- [Goal]
Report all lines holding "color".

(Figure collection entries)
+++++

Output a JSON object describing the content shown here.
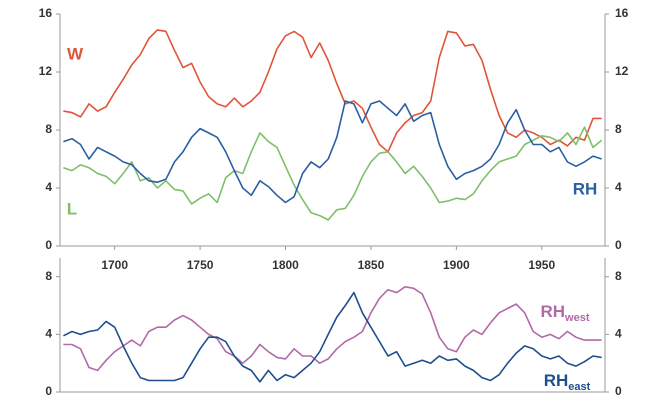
{
  "chart_data": [
    {
      "type": "line",
      "x": [
        1670,
        1675,
        1680,
        1685,
        1690,
        1695,
        1700,
        1705,
        1710,
        1715,
        1720,
        1725,
        1730,
        1735,
        1740,
        1745,
        1750,
        1755,
        1760,
        1765,
        1770,
        1775,
        1780,
        1785,
        1790,
        1795,
        1800,
        1805,
        1810,
        1815,
        1820,
        1825,
        1830,
        1835,
        1840,
        1845,
        1850,
        1855,
        1860,
        1865,
        1870,
        1875,
        1880,
        1885,
        1890,
        1895,
        1900,
        1905,
        1910,
        1915,
        1920,
        1925,
        1930,
        1935,
        1940,
        1945,
        1950,
        1955,
        1960,
        1965,
        1970,
        1975,
        1980,
        1985
      ],
      "xlim": [
        1668,
        1987
      ],
      "xticks": [
        1700,
        1750,
        1800,
        1850,
        1900,
        1950
      ],
      "ylim": [
        0,
        16
      ],
      "yticks": [
        0,
        4,
        8,
        12,
        16
      ],
      "series": [
        {
          "name": "W",
          "color": "#e0553a",
          "values": [
            9.3,
            9.2,
            8.9,
            9.8,
            9.3,
            9.6,
            10.6,
            11.5,
            12.5,
            13.2,
            14.3,
            14.9,
            14.8,
            13.5,
            12.3,
            12.6,
            11.3,
            10.3,
            9.8,
            9.6,
            10.2,
            9.6,
            10.0,
            10.6,
            12.0,
            13.6,
            14.5,
            14.8,
            14.4,
            13.0,
            14.0,
            12.8,
            11.2,
            9.8,
            10.0,
            9.5,
            8.2,
            7.0,
            6.5,
            7.8,
            8.5,
            9.0,
            9.2,
            10.0,
            13.0,
            14.8,
            14.7,
            13.8,
            13.9,
            12.8,
            10.8,
            9.0,
            7.8,
            7.5,
            8.0,
            7.8,
            7.5,
            7.0,
            7.3,
            6.9,
            7.5,
            7.3,
            8.8,
            8.8
          ]
        },
        {
          "name": "L",
          "color": "#7fbf6a",
          "values": [
            5.4,
            5.2,
            5.6,
            5.4,
            5.0,
            4.8,
            4.3,
            5.0,
            5.8,
            4.5,
            4.7,
            4.0,
            4.5,
            3.9,
            3.8,
            2.9,
            3.3,
            3.6,
            3.0,
            4.7,
            5.2,
            5.0,
            6.5,
            7.8,
            7.2,
            6.8,
            5.5,
            4.2,
            3.2,
            2.3,
            2.1,
            1.8,
            2.5,
            2.6,
            3.5,
            4.8,
            5.8,
            6.4,
            6.5,
            5.8,
            5.0,
            5.5,
            4.8,
            4.0,
            3.0,
            3.1,
            3.3,
            3.2,
            3.6,
            4.5,
            5.2,
            5.8,
            6.0,
            6.2,
            7.0,
            7.3,
            7.6,
            7.5,
            7.2,
            7.8,
            7.0,
            8.2,
            6.8,
            7.3
          ]
        },
        {
          "name": "RH",
          "color": "#2a5fa3",
          "values": [
            7.2,
            7.4,
            7.0,
            6.0,
            6.8,
            6.5,
            6.2,
            5.8,
            5.6,
            5.0,
            4.5,
            4.4,
            4.6,
            5.8,
            6.5,
            7.5,
            8.1,
            7.8,
            7.5,
            6.5,
            5.2,
            4.0,
            3.5,
            4.5,
            4.1,
            3.5,
            3.0,
            3.4,
            5.0,
            5.8,
            5.4,
            6.0,
            7.5,
            10.0,
            9.8,
            8.5,
            9.8,
            10.0,
            9.5,
            9.0,
            9.8,
            8.6,
            9.0,
            9.2,
            7.0,
            5.5,
            4.6,
            5.0,
            5.2,
            5.5,
            6.0,
            7.0,
            8.5,
            9.4,
            8.0,
            7.0,
            7.0,
            6.5,
            6.8,
            5.8,
            5.5,
            5.8,
            6.2,
            6.0
          ]
        }
      ]
    },
    {
      "type": "line",
      "x": [
        1670,
        1675,
        1680,
        1685,
        1690,
        1695,
        1700,
        1705,
        1710,
        1715,
        1720,
        1725,
        1730,
        1735,
        1740,
        1745,
        1750,
        1755,
        1760,
        1765,
        1770,
        1775,
        1780,
        1785,
        1790,
        1795,
        1800,
        1805,
        1810,
        1815,
        1820,
        1825,
        1830,
        1835,
        1840,
        1845,
        1850,
        1855,
        1860,
        1865,
        1870,
        1875,
        1880,
        1885,
        1890,
        1895,
        1900,
        1905,
        1910,
        1915,
        1920,
        1925,
        1930,
        1935,
        1940,
        1945,
        1950,
        1955,
        1960,
        1965,
        1970,
        1975,
        1980,
        1985
      ],
      "xlim": [
        1668,
        1987
      ],
      "ylim": [
        0,
        9.3
      ],
      "yticks": [
        0,
        4,
        8
      ],
      "series": [
        {
          "name": "RHwest",
          "color": "#b06aa8",
          "values": [
            3.3,
            3.3,
            3.0,
            1.7,
            1.5,
            2.2,
            2.8,
            3.2,
            3.6,
            3.2,
            4.2,
            4.5,
            4.5,
            5.0,
            5.3,
            5.0,
            4.5,
            4.0,
            3.7,
            2.8,
            2.5,
            2.0,
            2.5,
            3.3,
            2.8,
            2.4,
            2.3,
            3.0,
            2.5,
            2.5,
            2.0,
            2.3,
            3.0,
            3.5,
            3.8,
            4.2,
            5.5,
            6.5,
            7.1,
            6.9,
            7.3,
            7.2,
            6.8,
            5.5,
            3.8,
            3.0,
            2.8,
            3.8,
            4.3,
            4.0,
            4.8,
            5.5,
            5.8,
            6.1,
            5.5,
            4.2,
            3.8,
            4.0,
            3.7,
            4.2,
            3.8,
            3.6,
            3.6,
            3.6
          ]
        },
        {
          "name": "RHeast",
          "color": "#1f4e8f",
          "values": [
            3.9,
            4.2,
            4.0,
            4.2,
            4.3,
            4.9,
            4.5,
            3.2,
            2.0,
            1.0,
            0.8,
            0.8,
            0.8,
            0.8,
            1.0,
            2.0,
            3.0,
            3.8,
            3.8,
            3.5,
            2.5,
            1.8,
            1.5,
            0.7,
            1.5,
            0.8,
            1.2,
            1.0,
            1.5,
            2.0,
            2.8,
            4.0,
            5.2,
            6.0,
            6.9,
            5.5,
            4.5,
            3.5,
            2.5,
            2.8,
            1.8,
            2.0,
            2.2,
            2.0,
            2.5,
            2.2,
            2.3,
            1.8,
            1.5,
            1.0,
            0.8,
            1.2,
            2.0,
            2.7,
            3.2,
            3.0,
            2.5,
            2.3,
            2.5,
            2.0,
            1.8,
            2.1,
            2.5,
            2.4
          ]
        }
      ]
    }
  ]
}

+++++

- [Result of this exercise]
          "color": "#e0553a",
          "color": "#7fbf6a",
          "color": "#2a5fa3",
          "color": "#b06aa8",
          "color": "#1f4e8f",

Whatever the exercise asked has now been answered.